- Problem details -
Give the number of lines containing the word "from" and nothing more.
### Stored data
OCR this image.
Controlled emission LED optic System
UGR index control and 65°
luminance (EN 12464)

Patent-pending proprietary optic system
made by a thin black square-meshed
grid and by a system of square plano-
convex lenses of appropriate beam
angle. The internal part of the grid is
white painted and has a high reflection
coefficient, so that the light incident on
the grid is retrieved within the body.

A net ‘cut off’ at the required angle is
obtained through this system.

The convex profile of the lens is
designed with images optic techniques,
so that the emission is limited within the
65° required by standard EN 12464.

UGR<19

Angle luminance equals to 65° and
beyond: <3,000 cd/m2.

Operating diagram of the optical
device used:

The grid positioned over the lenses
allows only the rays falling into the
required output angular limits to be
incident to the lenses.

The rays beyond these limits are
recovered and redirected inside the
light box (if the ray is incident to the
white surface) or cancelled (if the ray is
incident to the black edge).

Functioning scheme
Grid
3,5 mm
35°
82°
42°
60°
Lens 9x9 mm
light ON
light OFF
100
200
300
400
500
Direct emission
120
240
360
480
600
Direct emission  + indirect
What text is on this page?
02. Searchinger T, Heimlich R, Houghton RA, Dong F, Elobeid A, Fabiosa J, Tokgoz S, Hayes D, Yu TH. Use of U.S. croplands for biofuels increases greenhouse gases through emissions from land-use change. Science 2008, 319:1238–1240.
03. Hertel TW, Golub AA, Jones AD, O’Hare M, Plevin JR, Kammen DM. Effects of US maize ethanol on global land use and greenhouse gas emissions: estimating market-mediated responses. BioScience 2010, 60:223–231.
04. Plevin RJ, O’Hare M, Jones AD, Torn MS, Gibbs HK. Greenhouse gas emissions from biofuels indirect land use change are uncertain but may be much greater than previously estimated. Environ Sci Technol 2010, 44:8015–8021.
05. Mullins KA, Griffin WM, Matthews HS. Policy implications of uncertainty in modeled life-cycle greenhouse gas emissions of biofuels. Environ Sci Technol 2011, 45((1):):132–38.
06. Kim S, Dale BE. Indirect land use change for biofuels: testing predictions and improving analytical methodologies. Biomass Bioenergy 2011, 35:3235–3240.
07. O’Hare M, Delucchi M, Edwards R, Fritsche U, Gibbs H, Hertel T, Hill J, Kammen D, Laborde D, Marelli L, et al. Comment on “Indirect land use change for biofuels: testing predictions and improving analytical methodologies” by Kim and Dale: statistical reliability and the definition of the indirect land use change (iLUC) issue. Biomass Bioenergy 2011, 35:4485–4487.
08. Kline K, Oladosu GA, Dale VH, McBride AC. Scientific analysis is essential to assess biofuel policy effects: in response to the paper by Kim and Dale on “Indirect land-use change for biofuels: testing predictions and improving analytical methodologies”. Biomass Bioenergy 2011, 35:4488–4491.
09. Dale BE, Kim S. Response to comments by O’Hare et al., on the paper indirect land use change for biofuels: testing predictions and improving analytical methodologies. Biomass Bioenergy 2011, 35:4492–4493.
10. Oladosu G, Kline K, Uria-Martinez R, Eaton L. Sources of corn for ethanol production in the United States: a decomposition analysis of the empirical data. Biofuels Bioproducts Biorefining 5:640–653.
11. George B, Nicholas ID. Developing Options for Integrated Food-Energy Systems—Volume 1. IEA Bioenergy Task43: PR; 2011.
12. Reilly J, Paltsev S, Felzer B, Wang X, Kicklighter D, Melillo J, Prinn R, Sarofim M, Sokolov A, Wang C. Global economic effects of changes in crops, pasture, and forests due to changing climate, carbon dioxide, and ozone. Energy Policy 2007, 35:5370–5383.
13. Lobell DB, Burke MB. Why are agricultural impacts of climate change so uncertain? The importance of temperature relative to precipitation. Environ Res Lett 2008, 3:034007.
######
- Solution below -
2